Exercise goal: Records follow. Copy every line with "事故起数".

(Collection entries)
#####
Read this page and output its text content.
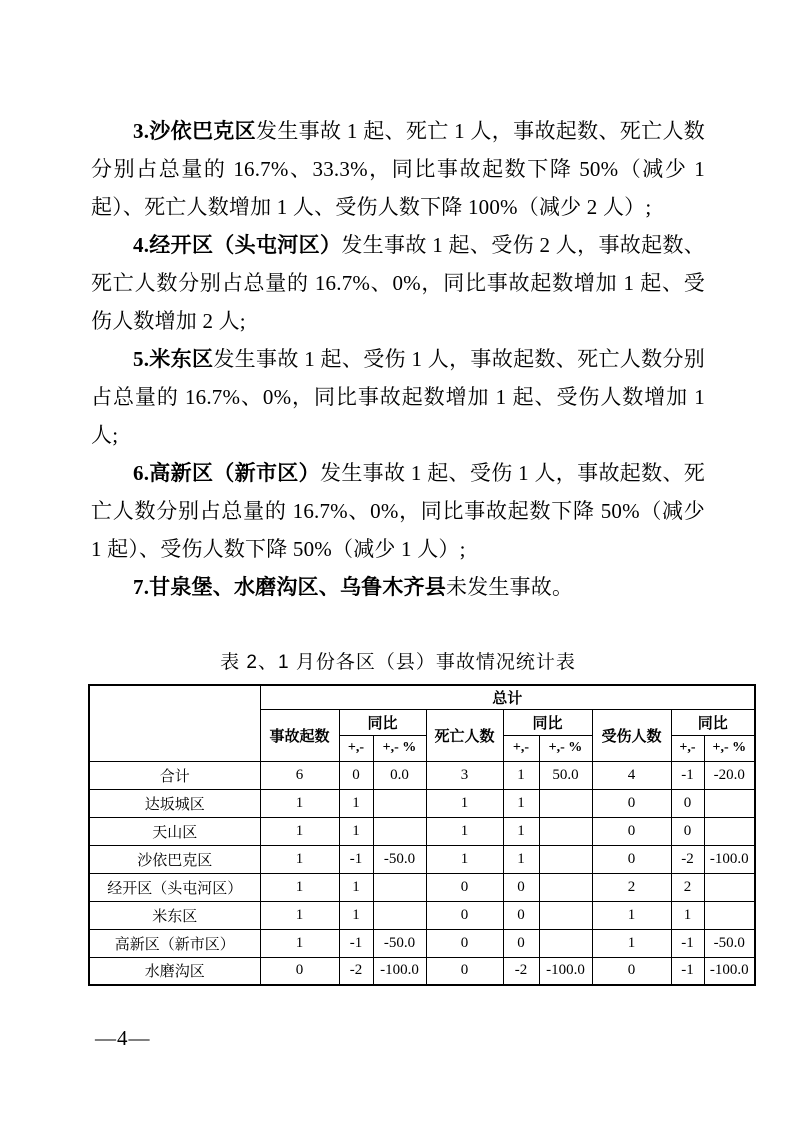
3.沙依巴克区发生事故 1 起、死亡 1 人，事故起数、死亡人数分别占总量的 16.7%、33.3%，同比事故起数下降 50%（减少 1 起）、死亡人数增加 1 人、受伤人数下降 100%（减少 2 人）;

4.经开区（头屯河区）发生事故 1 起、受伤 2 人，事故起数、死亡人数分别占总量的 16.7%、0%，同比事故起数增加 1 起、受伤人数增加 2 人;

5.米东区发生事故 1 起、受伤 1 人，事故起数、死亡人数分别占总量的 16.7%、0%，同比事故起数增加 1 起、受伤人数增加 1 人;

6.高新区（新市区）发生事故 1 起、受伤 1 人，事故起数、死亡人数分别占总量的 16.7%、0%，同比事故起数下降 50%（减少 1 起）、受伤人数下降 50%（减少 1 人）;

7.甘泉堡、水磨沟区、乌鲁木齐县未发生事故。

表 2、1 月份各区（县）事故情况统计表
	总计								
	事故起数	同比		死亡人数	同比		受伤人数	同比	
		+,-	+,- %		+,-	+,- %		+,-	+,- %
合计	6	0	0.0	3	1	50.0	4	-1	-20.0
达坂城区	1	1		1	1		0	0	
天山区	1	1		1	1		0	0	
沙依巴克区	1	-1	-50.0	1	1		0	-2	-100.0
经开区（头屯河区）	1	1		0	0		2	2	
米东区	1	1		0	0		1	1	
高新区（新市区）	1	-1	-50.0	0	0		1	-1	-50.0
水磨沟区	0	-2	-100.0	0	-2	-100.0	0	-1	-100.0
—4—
#####
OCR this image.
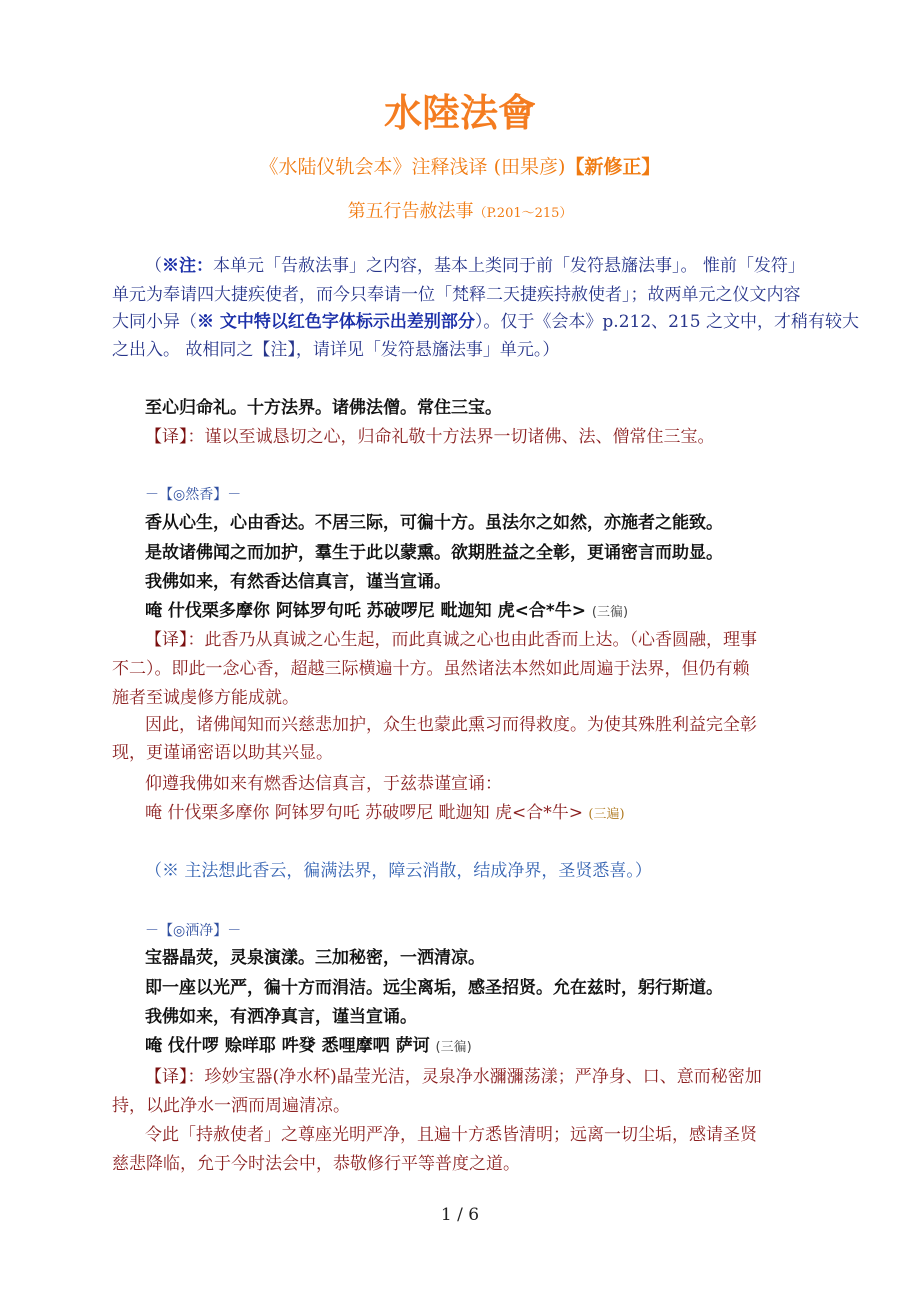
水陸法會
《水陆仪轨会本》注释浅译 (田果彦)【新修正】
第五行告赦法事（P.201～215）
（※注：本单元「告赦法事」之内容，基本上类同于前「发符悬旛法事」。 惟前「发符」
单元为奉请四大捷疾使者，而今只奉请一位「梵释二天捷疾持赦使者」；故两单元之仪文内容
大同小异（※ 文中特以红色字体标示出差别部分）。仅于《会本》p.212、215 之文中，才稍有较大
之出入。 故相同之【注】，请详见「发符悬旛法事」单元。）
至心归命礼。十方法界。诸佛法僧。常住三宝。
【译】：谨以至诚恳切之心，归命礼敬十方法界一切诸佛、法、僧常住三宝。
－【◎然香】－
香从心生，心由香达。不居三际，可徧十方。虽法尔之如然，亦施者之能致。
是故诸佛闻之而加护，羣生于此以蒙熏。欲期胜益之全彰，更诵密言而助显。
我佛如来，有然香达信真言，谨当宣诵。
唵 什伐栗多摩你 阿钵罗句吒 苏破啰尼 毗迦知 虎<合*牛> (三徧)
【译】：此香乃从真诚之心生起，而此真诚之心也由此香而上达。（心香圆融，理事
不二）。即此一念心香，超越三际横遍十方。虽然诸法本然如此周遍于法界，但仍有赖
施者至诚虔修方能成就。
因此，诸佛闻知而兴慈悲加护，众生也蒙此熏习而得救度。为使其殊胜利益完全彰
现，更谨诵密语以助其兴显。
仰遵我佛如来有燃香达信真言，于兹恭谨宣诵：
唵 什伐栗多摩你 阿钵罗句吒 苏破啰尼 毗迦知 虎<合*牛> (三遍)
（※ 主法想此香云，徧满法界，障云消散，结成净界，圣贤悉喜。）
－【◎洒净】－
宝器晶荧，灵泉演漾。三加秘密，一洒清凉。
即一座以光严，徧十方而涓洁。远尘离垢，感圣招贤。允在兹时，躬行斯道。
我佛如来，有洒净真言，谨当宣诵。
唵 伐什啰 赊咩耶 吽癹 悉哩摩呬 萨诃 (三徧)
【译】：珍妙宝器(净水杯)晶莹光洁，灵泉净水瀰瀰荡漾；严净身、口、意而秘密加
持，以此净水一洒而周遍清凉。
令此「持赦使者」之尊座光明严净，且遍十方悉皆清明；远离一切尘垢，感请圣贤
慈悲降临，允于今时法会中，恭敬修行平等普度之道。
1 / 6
#####
The solution:
3.沙依巴克区发生事故 1 起、死亡 1 人，事故起数、死亡人数分别占总量的 16.7%、33.3%，同比事故起数下降 50%（减少 1 起）、死亡人数增加 1 人、受伤人数下降 100%（减少 2 人）;
4.经开区（头屯河区）发生事故 1 起、受伤 2 人，事故起数、死亡人数分别占总量的 16.7%、0%，同比事故起数增加 1 起、受伤人数增加 2 人;
5.米东区发生事故 1 起、受伤 1 人，事故起数、死亡人数分别占总量的 16.7%、0%，同比事故起数增加 1 起、受伤人数增加 1 人;
6.高新区（新市区）发生事故 1 起、受伤 1 人，事故起数、死亡人数分别占总量的 16.7%、0%，同比事故起数下降 50%（减少 1 起）、受伤人数下降 50%（减少 1 人）;
	事故起数	同比		死亡人数	同比		受伤人数	同比	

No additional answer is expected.